> _Records for the exercise_:

(begin)

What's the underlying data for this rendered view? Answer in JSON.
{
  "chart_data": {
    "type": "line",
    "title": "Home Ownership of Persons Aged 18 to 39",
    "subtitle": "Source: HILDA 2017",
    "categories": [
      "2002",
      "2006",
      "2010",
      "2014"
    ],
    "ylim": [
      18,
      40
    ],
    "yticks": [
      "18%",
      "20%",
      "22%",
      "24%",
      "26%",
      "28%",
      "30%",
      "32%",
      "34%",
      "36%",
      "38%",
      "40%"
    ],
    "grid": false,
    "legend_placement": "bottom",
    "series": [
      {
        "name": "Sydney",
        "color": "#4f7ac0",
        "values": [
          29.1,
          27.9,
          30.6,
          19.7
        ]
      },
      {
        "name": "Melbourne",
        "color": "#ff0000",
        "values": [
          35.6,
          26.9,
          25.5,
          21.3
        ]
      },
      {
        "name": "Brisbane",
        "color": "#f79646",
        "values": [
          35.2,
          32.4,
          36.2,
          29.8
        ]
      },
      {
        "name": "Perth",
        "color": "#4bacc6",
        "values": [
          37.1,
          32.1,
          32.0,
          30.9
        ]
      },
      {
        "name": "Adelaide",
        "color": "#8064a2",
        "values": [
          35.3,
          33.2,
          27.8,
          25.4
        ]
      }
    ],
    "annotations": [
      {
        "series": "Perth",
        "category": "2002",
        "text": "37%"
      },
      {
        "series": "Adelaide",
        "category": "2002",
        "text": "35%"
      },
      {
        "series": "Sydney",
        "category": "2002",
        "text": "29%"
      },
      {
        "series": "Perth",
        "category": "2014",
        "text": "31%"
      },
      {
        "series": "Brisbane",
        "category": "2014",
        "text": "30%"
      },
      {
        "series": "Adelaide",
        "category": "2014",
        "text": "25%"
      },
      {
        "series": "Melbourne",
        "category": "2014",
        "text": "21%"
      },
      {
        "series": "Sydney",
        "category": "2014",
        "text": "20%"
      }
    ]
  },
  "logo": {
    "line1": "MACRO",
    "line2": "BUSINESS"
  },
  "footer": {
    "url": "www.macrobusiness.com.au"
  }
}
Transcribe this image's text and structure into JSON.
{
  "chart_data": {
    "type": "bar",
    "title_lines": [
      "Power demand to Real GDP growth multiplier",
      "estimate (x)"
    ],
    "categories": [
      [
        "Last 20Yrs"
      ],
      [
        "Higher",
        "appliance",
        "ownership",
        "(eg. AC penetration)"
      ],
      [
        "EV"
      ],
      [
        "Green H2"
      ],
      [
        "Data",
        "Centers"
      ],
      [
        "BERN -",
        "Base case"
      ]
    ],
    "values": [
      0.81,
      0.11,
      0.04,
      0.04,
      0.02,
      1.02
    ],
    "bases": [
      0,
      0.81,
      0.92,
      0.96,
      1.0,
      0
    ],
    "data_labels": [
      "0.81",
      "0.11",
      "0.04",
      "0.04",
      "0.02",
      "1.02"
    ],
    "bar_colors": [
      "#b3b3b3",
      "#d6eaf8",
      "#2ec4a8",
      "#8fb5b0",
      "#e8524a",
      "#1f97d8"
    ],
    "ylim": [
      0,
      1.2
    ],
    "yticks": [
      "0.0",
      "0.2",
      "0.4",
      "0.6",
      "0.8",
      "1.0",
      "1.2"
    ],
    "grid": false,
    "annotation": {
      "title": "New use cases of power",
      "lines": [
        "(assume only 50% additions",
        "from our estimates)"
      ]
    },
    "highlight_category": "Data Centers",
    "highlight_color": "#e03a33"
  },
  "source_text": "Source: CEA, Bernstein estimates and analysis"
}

(end)

> _Set exercise_: State the number of lines in the records that include "name", and write nothing else.

> _Worked answer_: 5